## Exercise objective:
Without the pictures, repeat the listing character for character.

## Given data:
___

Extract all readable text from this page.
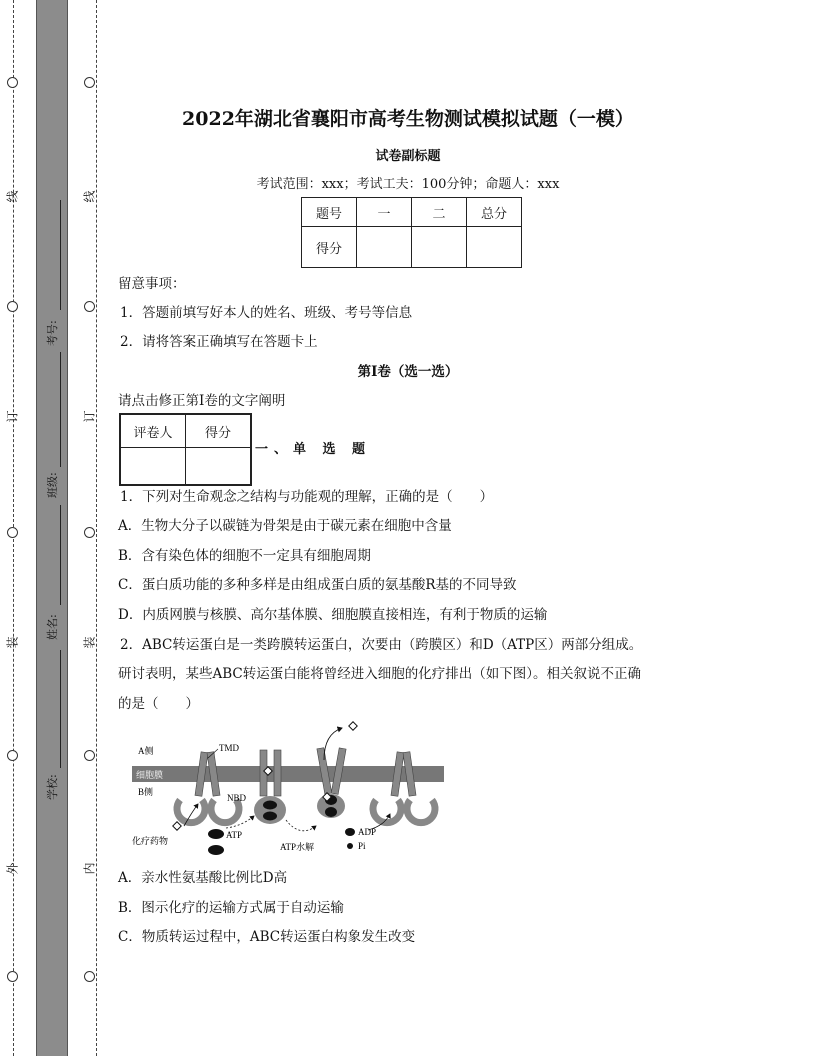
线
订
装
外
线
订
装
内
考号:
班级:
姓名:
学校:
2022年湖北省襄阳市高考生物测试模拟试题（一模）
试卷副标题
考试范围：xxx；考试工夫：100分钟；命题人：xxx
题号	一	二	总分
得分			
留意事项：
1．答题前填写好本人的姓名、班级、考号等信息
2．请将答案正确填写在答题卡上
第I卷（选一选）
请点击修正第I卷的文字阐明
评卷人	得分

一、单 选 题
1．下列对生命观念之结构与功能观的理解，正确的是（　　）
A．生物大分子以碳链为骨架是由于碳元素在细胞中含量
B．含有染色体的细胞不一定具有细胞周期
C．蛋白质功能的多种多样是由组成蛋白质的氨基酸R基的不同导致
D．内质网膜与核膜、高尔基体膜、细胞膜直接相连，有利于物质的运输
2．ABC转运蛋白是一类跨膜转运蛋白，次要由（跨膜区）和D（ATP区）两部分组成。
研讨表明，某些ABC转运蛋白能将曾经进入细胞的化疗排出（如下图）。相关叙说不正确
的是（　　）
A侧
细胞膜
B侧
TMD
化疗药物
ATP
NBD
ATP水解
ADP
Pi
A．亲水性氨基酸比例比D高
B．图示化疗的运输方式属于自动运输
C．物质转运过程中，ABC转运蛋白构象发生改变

___

## Completed task:
Extract all readable text from this page.
线
订
装
外
线
订
装
内
考号:
班级:
姓名:
学校:
2022年湖北省襄阳市高考生物测试模拟试题（一模）
试卷副标题
考试范围：xxx；考试工夫：100分钟；命题人：xxx
题号	一	二	总分
得分			
留意事项：
1．答题前填写好本人的姓名、班级、考号等信息
2．请将答案正确填写在答题卡上
第I卷（选一选）
请点击修正第I卷的文字阐明
评卷人	得分

一、单 选 题
1．下列对生命观念之结构与功能观的理解，正确的是（　　）
A．生物大分子以碳链为骨架是由于碳元素在细胞中含量
B．含有染色体的细胞不一定具有细胞周期
C．蛋白质功能的多种多样是由组成蛋白质的氨基酸R基的不同导致
D．内质网膜与核膜、高尔基体膜、细胞膜直接相连，有利于物质的运输
2．ABC转运蛋白是一类跨膜转运蛋白，次要由（跨膜区）和D（ATP区）两部分组成。
研讨表明，某些ABC转运蛋白能将曾经进入细胞的化疗排出（如下图）。相关叙说不正确
的是（　　）
A侧
细胞膜
B侧
TMD
化疗药物
ATP
NBD
ATP水解
ADP
Pi
A．亲水性氨基酸比例比D高
B．图示化疗的运输方式属于自动运输
C．物质转运过程中，ABC转运蛋白构象发生改变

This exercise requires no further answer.